_Problem description_
Copy out every line below exactly as it appears, without changing anything.

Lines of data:
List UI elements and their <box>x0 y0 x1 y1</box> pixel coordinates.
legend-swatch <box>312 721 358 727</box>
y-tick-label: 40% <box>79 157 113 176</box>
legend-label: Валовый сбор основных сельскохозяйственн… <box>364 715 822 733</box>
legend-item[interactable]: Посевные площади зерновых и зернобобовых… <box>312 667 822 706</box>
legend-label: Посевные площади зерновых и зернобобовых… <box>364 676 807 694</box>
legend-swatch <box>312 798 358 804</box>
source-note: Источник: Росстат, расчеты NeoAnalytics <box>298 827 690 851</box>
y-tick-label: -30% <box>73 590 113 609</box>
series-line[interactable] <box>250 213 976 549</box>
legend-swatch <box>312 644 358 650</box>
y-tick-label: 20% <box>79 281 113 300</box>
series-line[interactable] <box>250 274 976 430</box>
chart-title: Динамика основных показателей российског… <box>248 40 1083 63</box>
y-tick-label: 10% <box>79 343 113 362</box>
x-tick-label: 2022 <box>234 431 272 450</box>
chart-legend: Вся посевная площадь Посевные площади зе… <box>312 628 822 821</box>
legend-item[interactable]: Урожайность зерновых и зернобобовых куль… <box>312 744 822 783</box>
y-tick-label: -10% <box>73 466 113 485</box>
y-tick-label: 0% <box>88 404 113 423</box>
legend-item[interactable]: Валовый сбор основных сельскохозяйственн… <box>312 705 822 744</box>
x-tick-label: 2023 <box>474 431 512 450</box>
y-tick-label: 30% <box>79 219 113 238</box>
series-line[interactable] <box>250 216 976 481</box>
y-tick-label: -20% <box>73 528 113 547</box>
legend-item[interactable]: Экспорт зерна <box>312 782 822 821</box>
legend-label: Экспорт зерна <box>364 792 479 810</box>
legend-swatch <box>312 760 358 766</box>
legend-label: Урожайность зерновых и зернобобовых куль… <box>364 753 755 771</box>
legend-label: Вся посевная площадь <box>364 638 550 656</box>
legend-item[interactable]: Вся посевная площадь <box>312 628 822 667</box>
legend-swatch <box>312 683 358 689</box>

_Solution to this problem_
List UI elements and their <box>x0 y0 x1 y1</box> pixel coordinates.
legend-swatch <box>312 721 358 727</box>
y-tick-label: 40% <box>79 157 113 176</box>
legend-label: Валовый сбор основных сельскохозяйственн… <box>364 715 822 733</box>
legend-item[interactable]: Посевные площади зерновых и зернобобовых… <box>312 667 822 706</box>
legend-label: Посевные площади зерновых и зернобобовых… <box>364 676 807 694</box>
legend-swatch <box>312 798 358 804</box>
source-note: Источник: Росстат, расчеты NeoAnalytics <box>298 827 690 851</box>
y-tick-label: -30% <box>73 590 113 609</box>
series-line[interactable] <box>250 213 976 549</box>
legend-swatch <box>312 644 358 650</box>
y-tick-label: 20% <box>79 281 113 300</box>
series-line[interactable] <box>250 274 976 430</box>
chart-title: Динамика основных показателей российског… <box>248 40 1083 63</box>
y-tick-label: 10% <box>79 343 113 362</box>
x-tick-label: 2022 <box>234 431 272 450</box>
chart-legend: Вся посевная площадь Посевные площади зе… <box>312 628 822 821</box>
legend-item[interactable]: Урожайность зерновых и зернобобовых куль… <box>312 744 822 783</box>
y-tick-label: -10% <box>73 466 113 485</box>
y-tick-label: 0% <box>88 404 113 423</box>
legend-item[interactable]: Валовый сбор основных сельскохозяйственн… <box>312 705 822 744</box>
x-tick-label: 2023 <box>474 431 512 450</box>
y-tick-label: 30% <box>79 219 113 238</box>
series-line[interactable] <box>250 216 976 481</box>
y-tick-label: -20% <box>73 528 113 547</box>
legend-item[interactable]: Экспорт зерна <box>312 782 822 821</box>
legend-label: Экспорт зерна <box>364 792 479 810</box>
legend-swatch <box>312 760 358 766</box>
legend-label: Урожайность зерновых и зернобобовых куль… <box>364 753 755 771</box>
legend-label: Вся посевная площадь <box>364 638 550 656</box>
legend-item[interactable]: Вся посевная площадь <box>312 628 822 667</box>
legend-swatch <box>312 683 358 689</box>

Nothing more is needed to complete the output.